What the exercise asks:
Images are not part of the copy; write out the rest of the data exactly as given.

Dataset content:
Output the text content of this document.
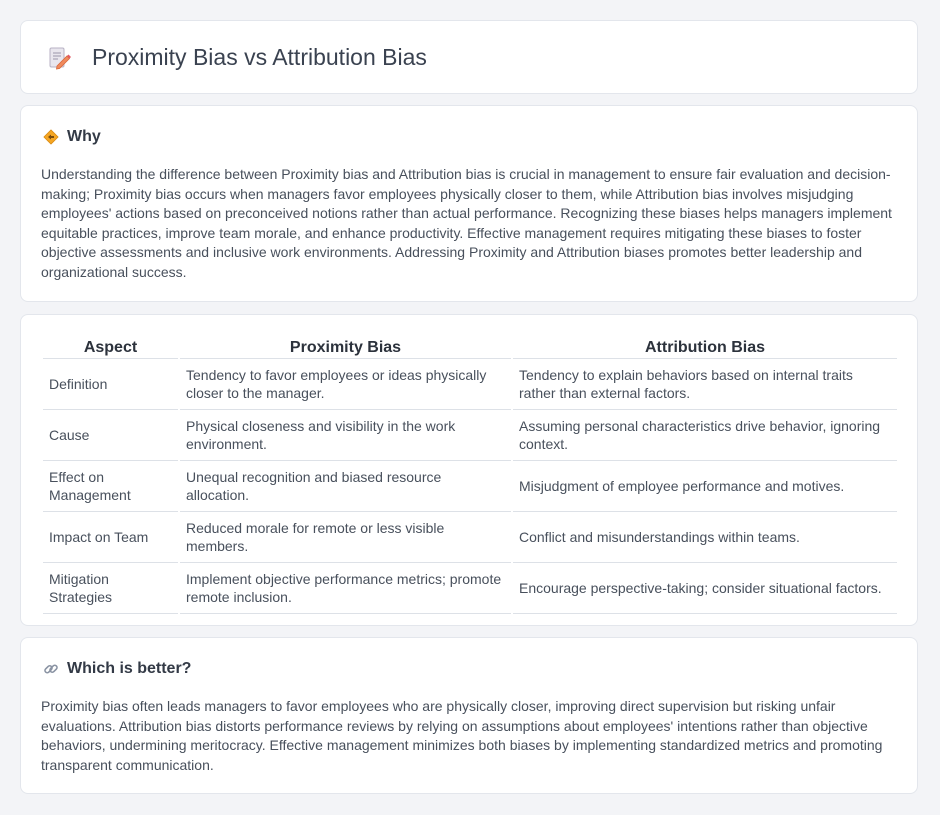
Proximity Bias vs Attribution Bias
Why

Understanding the difference between Proximity bias and Attribution bias is crucial in management to ensure fair evaluation and decision-making; Proximity bias occurs when managers favor employees physically closer to them, while Attribution bias involves misjudging employees' actions based on preconceived notions rather than actual performance. Recognizing these biases helps managers implement equitable practices, improve team morale, and enhance productivity. Effective management requires mitigating these biases to foster objective assessments and inclusive work environments. Addressing Proximity and Attribution biases promotes better leadership and organizational success.

Aspect	Proximity Bias	Attribution Bias
Definition	Tendency to favor employees or ideas physically closer to the manager.	Tendency to explain behaviors based on internal traits rather than external factors.
Cause	Physical closeness and visibility in the work environment.	Assuming personal characteristics drive behavior, ignoring context.
Effect on Management	Unequal recognition and biased resource allocation.	Misjudgment of employee performance and motives.
Impact on Team	Reduced morale for remote or less visible members.	Conflict and misunderstandings within teams.
Mitigation Strategies	Implement objective performance metrics; promote remote inclusion.	Encourage perspective-taking; consider situational factors.
Which is better?

Proximity bias often leads managers to favor employees who are physically closer, improving direct supervision but risking unfair evaluations. Attribution bias distorts performance reviews by relying on assumptions about employees' intentions rather than objective behaviors, undermining meritocracy. Effective management minimizes both biases by implementing standardized metrics and promoting transparent communication.
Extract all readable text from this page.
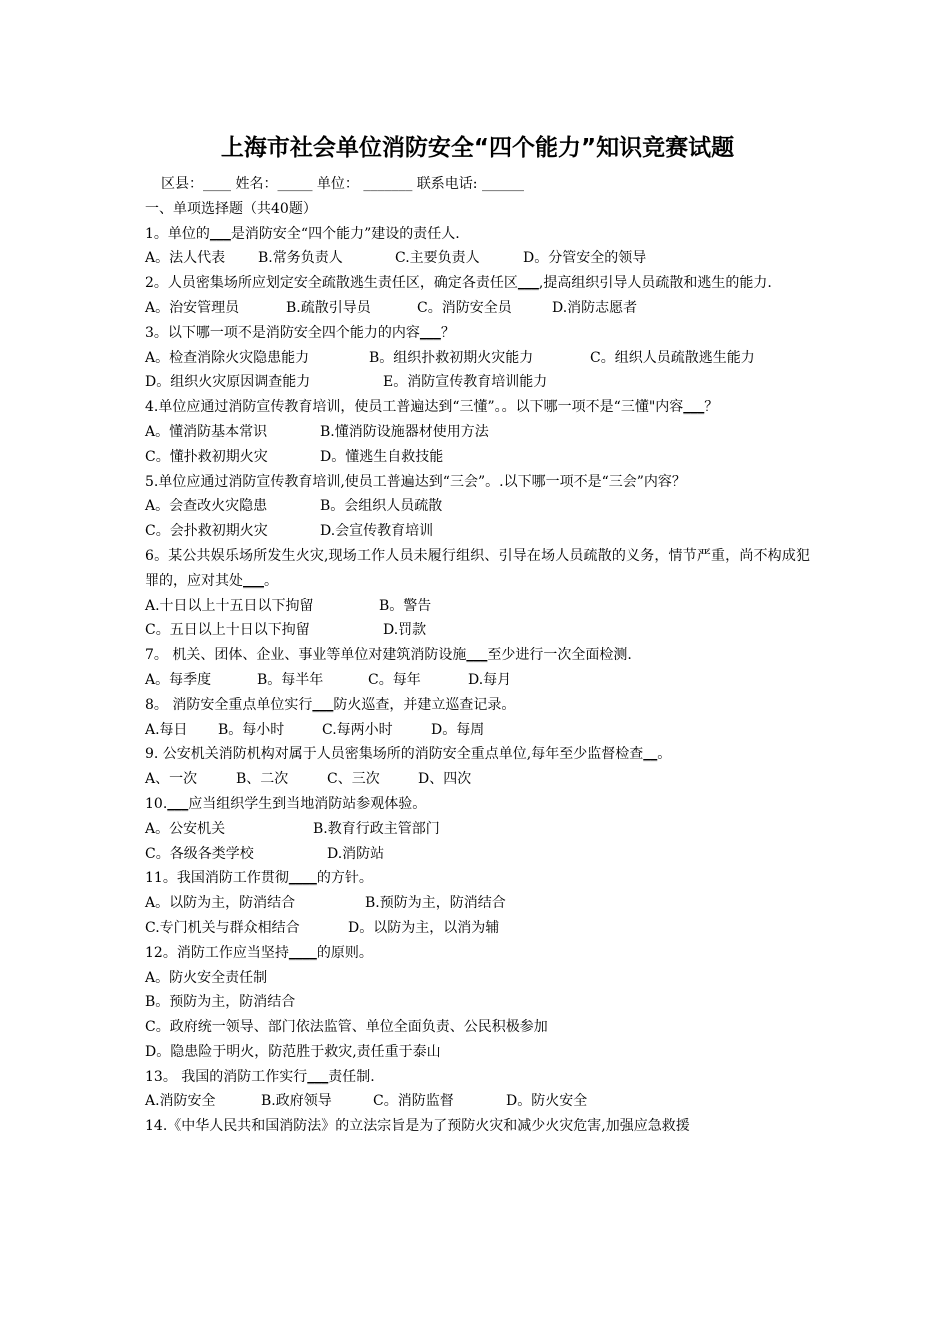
上海市社会单位消防安全“四个能力”知识竞赛试题
区县：____ 姓名：_____ 单位： _______ 联系电话: ______
一、单项选择题（共40题）
1。单位的___是消防安全“四个能力”建设的责任人.
A。法人代表 B.常务负责人	C.主要负责人	D。分管安全的领导
2。人员密集场所应划定安全疏散逃生责任区，确定各责任区___,提高组织引导人员疏散和逃生的能力.
A。治安管理员	B.疏散引导员	C。消防安全员	D.消防志愿者
3。以下哪一项不是消防安全四个能力的内容___？
A。检查消除火灾隐患能力	B。组织扑救初期火灾能力	C。组织人员疏散逃生能力
D。组织火灾原因调查能力	E。消防宣传教育培训能力
4.单位应通过消防宣传教育培训，使员工普遍达到“三懂”。。以下哪一项不是“三懂"内容___？
A。懂消防基本常识	B.懂消防设施器材使用方法
C。懂扑救初期火灾	D。懂逃生自救技能
5.单位应通过消防宣传教育培训,使员工普遍达到“三会”。.以下哪一项不是“三会”内容？
A。会查改火灾隐患	B。会组织人员疏散
C。会扑救初期火灾	D.会宣传教育培训
6。某公共娱乐场所发生火灾,现场工作人员未履行组织、引导在场人员疏散的义务，情节严重，尚不构成犯罪的，应对其处___。
A.十日以上十五日以下拘留	B。警告
C。五日以上十日以下拘留	D.罚款
7。 机关、团体、企业、事业等单位对建筑消防设施___至少进行一次全面检测.
A。每季度	B。每半年	C。每年	D.每月
8。 消防安全重点单位实行___防火巡查，并建立巡查记录。
A.每日 B。每小时	C.每两小时	D。每周
9. 公安机关消防机构对属于人员密集场所的消防安全重点单位,每年至少监督检查__。
A、一次	B、二次	C、三次	D、四次
10.___应当组织学生到当地消防站参观体验。
A。公安机关	B.教育行政主管部门
C。各级各类学校	D.消防站
11。我国消防工作贯彻____的方针。
A。以防为主，防消结合	B.预防为主，防消结合
C.专门机关与群众相结合	D。以防为主，以消为辅
12。消防工作应当坚持____的原则。
A。防火安全责任制
B。预防为主，防消结合
C。政府统一领导、部门依法监管、单位全面负责、公民积极参加
D。隐患险于明火，防范胜于救灾,责任重于泰山
13。 我国的消防工作实行___责任制.
A.消防安全	B.政府领导	C。消防监督	D。防火安全
14.《中华人民共和国消防法》的立法宗旨是为了预防火灾和减少火灾危害,加强应急救援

Answer to this problem:
Output the text content of this document.
Proximity Bias vs Attribution Bias
Why

Understanding the difference between Proximity bias and Attribution bias is crucial in management to ensure fair evaluation and decision-making; Proximity bias occurs when managers favor employees physically closer to them, while Attribution bias involves misjudging employees' actions based on preconceived notions rather than actual performance. Recognizing these biases helps managers implement equitable practices, improve team morale, and enhance productivity. Effective management requires mitigating these biases to foster objective assessments and inclusive work environments. Addressing Proximity and Attribution biases promotes better leadership and organizational success.

Aspect	Proximity Bias	Attribution Bias
Definition	Tendency to favor employees or ideas physically closer to the manager.	Tendency to explain behaviors based on internal traits rather than external factors.
Cause	Physical closeness and visibility in the work environment.	Assuming personal characteristics drive behavior, ignoring context.
Effect on Management	Unequal recognition and biased resource allocation.	Misjudgment of employee performance and motives.
Impact on Team	Reduced morale for remote or less visible members.	Conflict and misunderstandings within teams.
Mitigation Strategies	Implement objective performance metrics; promote remote inclusion.	Encourage perspective-taking; consider situational factors.
Which is better?

Proximity bias often leads managers to favor employees who are physically closer, improving direct supervision but risking unfair evaluations. Attribution bias distorts performance reviews by relying on assumptions about employees' intentions rather than objective behaviors, undermining meritocracy. Effective management minimizes both biases by implementing standardized metrics and promoting transparent communication.
Extract all readable text from this page.
上海市社会单位消防安全“四个能力”知识竞赛试题
区县：____ 姓名：_____ 单位： _______ 联系电话: ______
一、单项选择题（共40题）
1。单位的___是消防安全“四个能力”建设的责任人.
A。法人代表 B.常务负责人	C.主要负责人	D。分管安全的领导
2。人员密集场所应划定安全疏散逃生责任区，确定各责任区___,提高组织引导人员疏散和逃生的能力.
A。治安管理员	B.疏散引导员	C。消防安全员	D.消防志愿者
3。以下哪一项不是消防安全四个能力的内容___？
A。检查消除火灾隐患能力	B。组织扑救初期火灾能力	C。组织人员疏散逃生能力
D。组织火灾原因调查能力	E。消防宣传教育培训能力
4.单位应通过消防宣传教育培训，使员工普遍达到“三懂”。。以下哪一项不是“三懂"内容___？
A。懂消防基本常识	B.懂消防设施器材使用方法
C。懂扑救初期火灾	D。懂逃生自救技能
5.单位应通过消防宣传教育培训,使员工普遍达到“三会”。.以下哪一项不是“三会”内容？
A。会查改火灾隐患	B。会组织人员疏散
C。会扑救初期火灾	D.会宣传教育培训
6。某公共娱乐场所发生火灾,现场工作人员未履行组织、引导在场人员疏散的义务，情节严重，尚不构成犯罪的，应对其处___。
A.十日以上十五日以下拘留	B。警告
C。五日以上十日以下拘留	D.罚款
7。 机关、团体、企业、事业等单位对建筑消防设施___至少进行一次全面检测.
A。每季度	B。每半年	C。每年	D.每月
8。 消防安全重点单位实行___防火巡查，并建立巡查记录。
A.每日 B。每小时	C.每两小时	D。每周
9. 公安机关消防机构对属于人员密集场所的消防安全重点单位,每年至少监督检查__。
A、一次	B、二次	C、三次	D、四次
10.___应当组织学生到当地消防站参观体验。
A。公安机关	B.教育行政主管部门
C。各级各类学校	D.消防站
11。我国消防工作贯彻____的方针。
A。以防为主，防消结合	B.预防为主，防消结合
C.专门机关与群众相结合	D。以防为主，以消为辅
12。消防工作应当坚持____的原则。
A。防火安全责任制
B。预防为主，防消结合
C。政府统一领导、部门依法监管、单位全面负责、公民积极参加
D。隐患险于明火，防范胜于救灾,责任重于泰山
13。 我国的消防工作实行___责任制.
A.消防安全	B.政府领导	C。消防监督	D。防火安全
14.《中华人民共和国消防法》的立法宗旨是为了预防火灾和减少火灾危害,加强应急救援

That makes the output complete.